WORK INSTRUCTIONS: Collect every line that includes the string "JSON".
::::::::::
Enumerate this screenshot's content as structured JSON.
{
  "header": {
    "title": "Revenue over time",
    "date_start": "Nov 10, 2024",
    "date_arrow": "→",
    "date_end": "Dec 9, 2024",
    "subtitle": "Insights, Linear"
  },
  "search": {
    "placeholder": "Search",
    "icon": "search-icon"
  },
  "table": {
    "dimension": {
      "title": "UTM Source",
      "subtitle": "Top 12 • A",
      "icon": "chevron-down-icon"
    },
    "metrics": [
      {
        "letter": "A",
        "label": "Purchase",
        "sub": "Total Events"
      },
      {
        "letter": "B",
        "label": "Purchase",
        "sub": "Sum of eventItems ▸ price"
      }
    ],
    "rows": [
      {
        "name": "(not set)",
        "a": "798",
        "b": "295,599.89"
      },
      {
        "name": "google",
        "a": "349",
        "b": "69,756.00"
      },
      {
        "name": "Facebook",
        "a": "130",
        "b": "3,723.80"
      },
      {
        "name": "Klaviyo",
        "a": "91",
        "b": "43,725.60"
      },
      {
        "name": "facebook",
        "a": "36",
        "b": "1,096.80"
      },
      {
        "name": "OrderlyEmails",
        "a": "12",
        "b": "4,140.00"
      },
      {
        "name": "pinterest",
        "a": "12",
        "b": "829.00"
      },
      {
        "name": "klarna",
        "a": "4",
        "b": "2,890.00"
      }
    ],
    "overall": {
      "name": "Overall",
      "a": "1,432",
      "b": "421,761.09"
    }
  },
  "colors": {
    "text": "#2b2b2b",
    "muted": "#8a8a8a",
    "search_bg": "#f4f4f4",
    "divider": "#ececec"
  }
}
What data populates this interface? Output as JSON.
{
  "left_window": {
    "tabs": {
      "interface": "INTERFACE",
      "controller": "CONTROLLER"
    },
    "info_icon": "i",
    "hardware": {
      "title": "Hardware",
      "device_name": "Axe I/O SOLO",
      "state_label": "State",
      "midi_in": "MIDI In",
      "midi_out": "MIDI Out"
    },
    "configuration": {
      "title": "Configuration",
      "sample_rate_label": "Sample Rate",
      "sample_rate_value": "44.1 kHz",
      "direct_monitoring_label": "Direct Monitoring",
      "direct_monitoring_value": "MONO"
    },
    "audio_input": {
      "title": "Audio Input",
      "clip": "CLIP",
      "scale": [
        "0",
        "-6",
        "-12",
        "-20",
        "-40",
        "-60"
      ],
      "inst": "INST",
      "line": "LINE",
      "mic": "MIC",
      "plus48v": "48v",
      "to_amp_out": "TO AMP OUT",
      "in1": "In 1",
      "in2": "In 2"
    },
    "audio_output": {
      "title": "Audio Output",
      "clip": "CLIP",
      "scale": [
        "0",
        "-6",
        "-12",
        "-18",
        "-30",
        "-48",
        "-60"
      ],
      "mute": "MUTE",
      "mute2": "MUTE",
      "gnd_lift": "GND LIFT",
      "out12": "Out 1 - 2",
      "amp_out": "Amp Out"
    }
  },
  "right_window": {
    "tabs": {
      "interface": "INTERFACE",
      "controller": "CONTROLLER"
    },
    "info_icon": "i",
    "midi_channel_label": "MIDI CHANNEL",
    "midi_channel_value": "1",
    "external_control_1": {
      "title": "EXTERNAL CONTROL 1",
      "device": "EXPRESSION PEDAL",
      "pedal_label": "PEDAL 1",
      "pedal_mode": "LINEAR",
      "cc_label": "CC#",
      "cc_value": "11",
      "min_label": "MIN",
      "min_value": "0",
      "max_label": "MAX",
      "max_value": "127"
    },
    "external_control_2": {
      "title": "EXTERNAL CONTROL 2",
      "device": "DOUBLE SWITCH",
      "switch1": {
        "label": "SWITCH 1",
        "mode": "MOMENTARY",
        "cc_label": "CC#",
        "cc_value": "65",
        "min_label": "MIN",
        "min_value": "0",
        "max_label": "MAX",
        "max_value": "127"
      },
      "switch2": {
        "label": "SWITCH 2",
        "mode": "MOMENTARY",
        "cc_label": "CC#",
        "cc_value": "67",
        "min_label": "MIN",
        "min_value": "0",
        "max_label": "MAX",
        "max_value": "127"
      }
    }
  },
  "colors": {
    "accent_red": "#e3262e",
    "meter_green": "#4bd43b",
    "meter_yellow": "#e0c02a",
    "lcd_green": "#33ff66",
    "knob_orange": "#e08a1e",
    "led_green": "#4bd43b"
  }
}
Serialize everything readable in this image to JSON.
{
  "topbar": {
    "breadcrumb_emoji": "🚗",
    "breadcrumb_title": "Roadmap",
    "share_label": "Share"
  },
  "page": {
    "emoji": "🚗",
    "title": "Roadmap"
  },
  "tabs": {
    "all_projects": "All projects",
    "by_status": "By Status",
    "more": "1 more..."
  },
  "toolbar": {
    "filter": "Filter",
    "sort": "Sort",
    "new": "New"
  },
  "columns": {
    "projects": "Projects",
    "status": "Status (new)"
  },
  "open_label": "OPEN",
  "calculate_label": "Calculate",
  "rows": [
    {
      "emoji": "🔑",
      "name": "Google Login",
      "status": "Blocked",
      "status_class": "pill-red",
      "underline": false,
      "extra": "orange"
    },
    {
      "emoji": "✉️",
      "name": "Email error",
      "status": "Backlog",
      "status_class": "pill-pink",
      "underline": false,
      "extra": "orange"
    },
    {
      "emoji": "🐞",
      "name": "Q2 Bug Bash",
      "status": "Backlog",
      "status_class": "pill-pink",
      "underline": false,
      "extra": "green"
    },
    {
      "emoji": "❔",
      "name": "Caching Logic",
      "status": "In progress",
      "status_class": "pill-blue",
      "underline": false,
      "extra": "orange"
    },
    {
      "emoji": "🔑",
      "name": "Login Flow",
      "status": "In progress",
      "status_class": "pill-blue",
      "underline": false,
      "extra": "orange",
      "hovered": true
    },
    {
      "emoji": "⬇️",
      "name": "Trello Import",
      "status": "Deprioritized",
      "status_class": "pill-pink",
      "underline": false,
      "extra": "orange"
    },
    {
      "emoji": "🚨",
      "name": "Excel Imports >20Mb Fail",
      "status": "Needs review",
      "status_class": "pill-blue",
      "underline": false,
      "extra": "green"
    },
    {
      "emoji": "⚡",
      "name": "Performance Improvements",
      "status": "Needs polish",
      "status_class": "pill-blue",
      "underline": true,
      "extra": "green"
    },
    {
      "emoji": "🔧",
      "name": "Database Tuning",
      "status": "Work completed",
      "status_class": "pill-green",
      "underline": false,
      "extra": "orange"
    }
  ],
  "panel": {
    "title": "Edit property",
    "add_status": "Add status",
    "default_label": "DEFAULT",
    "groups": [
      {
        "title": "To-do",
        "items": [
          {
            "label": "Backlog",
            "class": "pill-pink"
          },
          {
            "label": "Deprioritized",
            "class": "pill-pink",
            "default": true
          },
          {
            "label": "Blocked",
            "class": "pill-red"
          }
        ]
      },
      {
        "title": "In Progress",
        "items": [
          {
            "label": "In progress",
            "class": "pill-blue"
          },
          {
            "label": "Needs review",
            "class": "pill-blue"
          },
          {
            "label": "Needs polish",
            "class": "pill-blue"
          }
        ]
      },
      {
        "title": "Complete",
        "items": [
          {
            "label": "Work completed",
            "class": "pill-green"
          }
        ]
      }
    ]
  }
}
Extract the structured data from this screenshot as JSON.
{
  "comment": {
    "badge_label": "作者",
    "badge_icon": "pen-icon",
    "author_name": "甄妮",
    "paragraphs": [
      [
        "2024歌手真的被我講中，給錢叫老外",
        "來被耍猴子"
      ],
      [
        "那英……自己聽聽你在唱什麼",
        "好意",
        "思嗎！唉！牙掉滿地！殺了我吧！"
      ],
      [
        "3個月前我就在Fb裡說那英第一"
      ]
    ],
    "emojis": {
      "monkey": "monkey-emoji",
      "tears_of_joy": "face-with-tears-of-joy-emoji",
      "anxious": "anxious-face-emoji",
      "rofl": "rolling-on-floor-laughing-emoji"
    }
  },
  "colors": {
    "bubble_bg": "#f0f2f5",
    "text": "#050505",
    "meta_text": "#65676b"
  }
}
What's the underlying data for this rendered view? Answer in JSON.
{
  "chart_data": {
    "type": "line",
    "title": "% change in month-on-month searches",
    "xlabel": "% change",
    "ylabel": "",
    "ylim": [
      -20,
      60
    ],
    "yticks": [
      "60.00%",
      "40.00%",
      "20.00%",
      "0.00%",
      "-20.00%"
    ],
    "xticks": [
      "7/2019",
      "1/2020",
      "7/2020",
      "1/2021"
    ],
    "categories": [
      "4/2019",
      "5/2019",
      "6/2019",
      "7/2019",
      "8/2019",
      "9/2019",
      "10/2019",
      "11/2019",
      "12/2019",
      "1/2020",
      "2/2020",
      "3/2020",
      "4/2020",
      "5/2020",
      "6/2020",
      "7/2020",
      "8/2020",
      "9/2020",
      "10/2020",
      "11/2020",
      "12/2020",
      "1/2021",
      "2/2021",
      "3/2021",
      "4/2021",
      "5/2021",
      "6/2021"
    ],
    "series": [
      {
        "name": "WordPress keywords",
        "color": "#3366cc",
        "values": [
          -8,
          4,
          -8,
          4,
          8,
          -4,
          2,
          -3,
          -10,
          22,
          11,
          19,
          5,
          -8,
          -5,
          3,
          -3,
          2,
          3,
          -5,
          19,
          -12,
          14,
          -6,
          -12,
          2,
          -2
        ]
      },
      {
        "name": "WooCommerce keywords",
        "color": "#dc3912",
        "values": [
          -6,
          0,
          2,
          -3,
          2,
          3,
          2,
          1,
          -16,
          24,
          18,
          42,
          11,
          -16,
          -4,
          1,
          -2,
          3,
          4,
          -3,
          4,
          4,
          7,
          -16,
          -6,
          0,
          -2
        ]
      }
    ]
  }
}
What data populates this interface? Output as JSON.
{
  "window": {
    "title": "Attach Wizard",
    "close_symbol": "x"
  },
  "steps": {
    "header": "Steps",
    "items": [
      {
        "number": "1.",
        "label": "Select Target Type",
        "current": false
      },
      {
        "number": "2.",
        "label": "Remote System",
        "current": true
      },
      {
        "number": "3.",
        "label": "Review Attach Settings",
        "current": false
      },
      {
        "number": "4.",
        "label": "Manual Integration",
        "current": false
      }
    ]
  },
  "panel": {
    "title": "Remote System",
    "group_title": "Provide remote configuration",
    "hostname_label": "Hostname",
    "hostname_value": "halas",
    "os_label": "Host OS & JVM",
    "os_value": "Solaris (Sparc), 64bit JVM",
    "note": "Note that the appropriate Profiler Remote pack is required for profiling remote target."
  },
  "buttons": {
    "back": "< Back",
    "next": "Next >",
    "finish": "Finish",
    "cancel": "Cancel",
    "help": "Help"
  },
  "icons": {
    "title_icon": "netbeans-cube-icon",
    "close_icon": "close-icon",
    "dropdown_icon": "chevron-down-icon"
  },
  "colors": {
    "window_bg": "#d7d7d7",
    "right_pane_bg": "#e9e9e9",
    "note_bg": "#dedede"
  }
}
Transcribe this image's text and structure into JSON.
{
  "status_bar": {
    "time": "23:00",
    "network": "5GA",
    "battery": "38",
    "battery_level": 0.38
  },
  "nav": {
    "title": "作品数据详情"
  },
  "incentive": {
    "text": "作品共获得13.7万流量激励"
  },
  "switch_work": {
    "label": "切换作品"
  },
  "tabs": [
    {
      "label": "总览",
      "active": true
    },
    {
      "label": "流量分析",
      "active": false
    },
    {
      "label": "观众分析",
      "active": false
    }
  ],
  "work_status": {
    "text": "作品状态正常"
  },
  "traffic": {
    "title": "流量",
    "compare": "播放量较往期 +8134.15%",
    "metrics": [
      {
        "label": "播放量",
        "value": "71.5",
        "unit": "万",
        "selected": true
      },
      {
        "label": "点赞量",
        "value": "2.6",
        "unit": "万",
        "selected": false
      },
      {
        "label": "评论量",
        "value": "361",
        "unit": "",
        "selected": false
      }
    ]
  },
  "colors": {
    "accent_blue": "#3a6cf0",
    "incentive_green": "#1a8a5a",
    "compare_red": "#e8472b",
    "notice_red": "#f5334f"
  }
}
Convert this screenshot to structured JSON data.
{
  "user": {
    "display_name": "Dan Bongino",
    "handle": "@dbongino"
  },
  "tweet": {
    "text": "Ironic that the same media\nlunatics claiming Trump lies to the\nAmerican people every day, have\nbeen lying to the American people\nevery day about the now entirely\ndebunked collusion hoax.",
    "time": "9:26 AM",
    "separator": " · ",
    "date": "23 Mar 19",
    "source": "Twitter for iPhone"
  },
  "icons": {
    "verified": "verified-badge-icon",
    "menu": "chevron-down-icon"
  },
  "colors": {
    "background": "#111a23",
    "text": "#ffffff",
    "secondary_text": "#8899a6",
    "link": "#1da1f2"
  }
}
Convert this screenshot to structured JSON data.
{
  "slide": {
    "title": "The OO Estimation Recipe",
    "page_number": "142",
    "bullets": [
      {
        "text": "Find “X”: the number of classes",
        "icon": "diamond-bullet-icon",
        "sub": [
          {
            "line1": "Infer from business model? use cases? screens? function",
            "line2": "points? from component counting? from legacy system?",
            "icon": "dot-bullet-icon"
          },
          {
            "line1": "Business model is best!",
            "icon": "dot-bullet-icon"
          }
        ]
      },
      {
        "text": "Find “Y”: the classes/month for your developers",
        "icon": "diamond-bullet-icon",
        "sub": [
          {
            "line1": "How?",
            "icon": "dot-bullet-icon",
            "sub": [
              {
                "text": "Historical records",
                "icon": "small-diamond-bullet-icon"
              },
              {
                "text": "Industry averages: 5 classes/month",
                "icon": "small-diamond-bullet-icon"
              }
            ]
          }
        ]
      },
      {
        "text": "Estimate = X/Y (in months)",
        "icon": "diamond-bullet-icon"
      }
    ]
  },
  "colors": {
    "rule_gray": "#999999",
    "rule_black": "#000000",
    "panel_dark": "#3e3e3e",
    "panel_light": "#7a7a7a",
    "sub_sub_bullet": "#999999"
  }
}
::::::::::
TASK ANSWER:
Enumerate this screenshot's content as structured JSON.
What data populates this interface? Output as JSON.
Serialize everything readable in this image to JSON.
Extract the structured data from this screenshot as JSON.
What's the underlying data for this rendered view? Answer in JSON.
What data populates this interface? Output as JSON.
Transcribe this image's text and structure into JSON.
Convert this screenshot to structured JSON data.
Convert this screenshot to structured JSON data.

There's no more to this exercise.